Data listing
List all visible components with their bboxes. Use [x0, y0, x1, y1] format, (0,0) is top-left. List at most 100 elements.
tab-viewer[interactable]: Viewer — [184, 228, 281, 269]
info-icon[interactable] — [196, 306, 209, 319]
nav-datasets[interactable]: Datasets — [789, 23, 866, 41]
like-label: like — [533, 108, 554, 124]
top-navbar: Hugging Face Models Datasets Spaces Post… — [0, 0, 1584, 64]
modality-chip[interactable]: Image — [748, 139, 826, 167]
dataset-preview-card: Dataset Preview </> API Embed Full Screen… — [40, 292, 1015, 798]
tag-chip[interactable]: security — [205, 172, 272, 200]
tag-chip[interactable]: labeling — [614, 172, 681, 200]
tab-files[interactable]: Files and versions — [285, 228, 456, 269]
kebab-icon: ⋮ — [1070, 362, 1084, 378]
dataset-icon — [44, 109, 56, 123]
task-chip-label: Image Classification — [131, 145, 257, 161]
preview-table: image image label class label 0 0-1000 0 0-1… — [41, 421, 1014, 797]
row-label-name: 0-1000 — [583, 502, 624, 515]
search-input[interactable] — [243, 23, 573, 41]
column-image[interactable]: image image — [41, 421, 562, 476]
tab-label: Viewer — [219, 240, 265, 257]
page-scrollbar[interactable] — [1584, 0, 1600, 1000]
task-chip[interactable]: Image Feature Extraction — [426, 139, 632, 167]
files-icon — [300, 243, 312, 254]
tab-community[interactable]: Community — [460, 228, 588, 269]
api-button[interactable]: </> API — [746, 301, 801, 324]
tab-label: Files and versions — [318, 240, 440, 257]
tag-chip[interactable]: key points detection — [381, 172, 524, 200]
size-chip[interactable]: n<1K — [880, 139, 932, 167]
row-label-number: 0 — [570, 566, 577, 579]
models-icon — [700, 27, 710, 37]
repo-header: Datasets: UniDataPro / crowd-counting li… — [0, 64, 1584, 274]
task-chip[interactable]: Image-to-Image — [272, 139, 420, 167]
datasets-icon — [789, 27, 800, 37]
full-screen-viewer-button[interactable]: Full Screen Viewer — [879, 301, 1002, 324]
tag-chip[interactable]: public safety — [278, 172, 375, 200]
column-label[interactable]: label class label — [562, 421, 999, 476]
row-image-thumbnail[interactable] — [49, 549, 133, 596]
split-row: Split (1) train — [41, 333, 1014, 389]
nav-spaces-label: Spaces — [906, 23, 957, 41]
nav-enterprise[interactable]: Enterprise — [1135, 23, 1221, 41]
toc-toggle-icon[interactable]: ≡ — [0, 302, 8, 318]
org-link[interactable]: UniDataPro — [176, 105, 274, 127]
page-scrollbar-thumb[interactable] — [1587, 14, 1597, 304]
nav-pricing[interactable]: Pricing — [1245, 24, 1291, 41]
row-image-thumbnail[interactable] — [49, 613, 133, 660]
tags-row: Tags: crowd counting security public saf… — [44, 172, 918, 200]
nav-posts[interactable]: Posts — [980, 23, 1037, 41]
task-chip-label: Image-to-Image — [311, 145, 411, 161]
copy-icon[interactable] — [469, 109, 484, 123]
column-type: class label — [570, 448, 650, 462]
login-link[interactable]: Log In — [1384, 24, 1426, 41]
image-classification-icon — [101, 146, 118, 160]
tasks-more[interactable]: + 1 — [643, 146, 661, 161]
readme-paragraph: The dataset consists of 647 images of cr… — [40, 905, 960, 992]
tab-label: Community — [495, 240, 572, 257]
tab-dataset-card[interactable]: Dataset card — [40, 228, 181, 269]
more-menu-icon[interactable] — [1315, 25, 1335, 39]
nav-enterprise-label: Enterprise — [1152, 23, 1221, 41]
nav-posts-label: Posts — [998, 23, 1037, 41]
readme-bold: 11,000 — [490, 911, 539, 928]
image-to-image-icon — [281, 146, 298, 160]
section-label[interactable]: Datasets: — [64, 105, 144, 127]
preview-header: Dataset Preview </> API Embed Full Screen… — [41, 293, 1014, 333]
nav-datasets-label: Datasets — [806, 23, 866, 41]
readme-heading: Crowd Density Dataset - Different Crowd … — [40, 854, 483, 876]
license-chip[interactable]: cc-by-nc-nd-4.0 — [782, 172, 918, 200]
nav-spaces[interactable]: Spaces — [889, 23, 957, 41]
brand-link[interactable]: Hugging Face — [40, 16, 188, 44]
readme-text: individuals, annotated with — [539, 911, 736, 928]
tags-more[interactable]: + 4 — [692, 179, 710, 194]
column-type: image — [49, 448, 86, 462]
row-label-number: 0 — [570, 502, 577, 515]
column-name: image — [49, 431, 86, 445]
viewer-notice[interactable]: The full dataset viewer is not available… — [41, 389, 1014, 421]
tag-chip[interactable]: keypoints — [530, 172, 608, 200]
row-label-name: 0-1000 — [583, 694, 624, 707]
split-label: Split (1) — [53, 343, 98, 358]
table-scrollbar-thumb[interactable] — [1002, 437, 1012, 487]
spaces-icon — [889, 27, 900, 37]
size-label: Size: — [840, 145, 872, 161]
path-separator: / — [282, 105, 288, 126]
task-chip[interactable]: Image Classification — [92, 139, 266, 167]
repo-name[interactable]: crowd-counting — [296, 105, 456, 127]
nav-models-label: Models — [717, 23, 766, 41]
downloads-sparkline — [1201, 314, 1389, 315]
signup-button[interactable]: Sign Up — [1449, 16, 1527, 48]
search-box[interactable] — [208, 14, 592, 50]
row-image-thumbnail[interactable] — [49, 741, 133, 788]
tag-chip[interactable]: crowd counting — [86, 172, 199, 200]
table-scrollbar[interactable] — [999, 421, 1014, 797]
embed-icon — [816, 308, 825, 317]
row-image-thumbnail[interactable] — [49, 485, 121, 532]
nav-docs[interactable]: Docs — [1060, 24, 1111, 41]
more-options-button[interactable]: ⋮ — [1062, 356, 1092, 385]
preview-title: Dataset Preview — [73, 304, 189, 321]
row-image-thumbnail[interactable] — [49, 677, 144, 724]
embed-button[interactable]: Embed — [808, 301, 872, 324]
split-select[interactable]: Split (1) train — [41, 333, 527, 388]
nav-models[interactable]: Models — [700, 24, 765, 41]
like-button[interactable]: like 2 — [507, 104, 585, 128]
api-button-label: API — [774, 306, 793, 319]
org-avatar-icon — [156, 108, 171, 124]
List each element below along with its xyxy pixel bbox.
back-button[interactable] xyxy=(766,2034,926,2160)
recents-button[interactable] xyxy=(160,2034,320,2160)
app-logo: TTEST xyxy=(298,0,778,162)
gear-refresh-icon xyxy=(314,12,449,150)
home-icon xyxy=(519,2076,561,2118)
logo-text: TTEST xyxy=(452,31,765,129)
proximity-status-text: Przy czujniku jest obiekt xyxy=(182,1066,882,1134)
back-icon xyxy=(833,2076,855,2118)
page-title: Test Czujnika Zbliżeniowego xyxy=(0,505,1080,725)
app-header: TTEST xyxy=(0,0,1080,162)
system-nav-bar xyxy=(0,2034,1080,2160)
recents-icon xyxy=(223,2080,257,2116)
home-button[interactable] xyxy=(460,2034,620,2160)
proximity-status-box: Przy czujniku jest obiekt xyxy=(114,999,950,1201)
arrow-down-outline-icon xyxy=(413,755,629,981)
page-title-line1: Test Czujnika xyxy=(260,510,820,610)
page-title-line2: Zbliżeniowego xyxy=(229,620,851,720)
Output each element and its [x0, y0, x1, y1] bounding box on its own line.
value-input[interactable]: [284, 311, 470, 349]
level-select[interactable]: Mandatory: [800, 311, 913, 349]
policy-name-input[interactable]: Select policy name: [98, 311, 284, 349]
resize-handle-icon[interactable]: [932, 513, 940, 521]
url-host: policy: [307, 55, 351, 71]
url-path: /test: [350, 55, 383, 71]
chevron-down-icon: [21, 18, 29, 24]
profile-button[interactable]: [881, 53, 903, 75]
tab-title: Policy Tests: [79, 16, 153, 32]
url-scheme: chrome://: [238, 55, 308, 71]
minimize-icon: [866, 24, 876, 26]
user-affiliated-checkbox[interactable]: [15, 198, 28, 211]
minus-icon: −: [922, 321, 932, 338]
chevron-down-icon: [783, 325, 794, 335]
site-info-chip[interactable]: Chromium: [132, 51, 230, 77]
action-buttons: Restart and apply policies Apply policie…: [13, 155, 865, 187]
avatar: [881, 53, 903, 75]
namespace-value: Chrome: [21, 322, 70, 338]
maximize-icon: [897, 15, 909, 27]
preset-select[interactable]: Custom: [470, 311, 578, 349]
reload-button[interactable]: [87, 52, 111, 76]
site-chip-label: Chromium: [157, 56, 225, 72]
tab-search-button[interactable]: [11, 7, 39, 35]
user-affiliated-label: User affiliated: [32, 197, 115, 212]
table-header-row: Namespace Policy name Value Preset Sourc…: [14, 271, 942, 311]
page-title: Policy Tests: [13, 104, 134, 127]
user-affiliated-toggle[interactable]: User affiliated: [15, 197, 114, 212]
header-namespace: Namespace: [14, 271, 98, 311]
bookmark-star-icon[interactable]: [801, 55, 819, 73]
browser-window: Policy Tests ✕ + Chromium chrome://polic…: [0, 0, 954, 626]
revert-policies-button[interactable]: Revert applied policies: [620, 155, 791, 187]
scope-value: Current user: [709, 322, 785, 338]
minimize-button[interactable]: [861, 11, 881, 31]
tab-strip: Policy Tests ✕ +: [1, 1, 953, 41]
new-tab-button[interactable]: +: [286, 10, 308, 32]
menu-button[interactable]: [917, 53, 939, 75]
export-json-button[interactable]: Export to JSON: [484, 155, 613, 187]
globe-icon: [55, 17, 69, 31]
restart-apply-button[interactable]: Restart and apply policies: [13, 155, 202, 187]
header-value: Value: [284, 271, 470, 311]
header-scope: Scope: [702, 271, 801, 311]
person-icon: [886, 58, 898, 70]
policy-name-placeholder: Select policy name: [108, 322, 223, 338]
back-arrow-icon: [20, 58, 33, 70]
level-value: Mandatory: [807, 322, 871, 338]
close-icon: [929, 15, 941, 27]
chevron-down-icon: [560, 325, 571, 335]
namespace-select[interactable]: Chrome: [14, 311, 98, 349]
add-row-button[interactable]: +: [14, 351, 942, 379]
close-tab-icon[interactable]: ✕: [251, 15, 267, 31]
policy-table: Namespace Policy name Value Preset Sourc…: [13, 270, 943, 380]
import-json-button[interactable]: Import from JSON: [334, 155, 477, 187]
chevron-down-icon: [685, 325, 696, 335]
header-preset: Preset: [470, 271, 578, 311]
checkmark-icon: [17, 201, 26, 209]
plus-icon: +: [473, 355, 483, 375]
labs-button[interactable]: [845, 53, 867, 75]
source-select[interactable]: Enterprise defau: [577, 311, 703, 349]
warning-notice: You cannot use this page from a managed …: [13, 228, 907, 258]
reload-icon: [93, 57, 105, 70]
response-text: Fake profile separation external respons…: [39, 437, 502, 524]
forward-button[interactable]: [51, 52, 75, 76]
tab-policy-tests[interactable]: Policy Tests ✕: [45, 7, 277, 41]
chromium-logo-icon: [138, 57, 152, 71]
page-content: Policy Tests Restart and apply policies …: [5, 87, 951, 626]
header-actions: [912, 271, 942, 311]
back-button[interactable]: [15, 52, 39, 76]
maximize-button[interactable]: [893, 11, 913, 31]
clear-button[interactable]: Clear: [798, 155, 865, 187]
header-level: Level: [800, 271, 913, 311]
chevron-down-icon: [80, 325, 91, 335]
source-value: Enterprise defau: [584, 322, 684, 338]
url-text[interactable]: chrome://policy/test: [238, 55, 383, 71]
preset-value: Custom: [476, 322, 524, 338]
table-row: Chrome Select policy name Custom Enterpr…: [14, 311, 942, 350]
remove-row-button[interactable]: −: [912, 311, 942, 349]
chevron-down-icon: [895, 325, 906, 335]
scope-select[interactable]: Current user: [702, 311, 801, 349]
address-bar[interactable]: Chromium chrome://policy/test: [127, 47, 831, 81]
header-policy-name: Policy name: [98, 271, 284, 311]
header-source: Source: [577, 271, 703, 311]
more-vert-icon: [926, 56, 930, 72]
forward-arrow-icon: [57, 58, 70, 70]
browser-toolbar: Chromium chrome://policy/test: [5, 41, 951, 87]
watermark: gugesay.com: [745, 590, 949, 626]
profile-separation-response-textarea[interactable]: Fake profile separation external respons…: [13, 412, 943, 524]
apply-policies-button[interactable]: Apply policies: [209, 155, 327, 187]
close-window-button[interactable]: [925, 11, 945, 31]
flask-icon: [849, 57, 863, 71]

> [THE PROBLEM]: Please collect every line of the records above that contains the string "home", matching case exactly.

> [WORKED SOLUTION]:
home-icon xyxy=(519,2076,561,2118)
home-button[interactable] xyxy=(460,2034,620,2160)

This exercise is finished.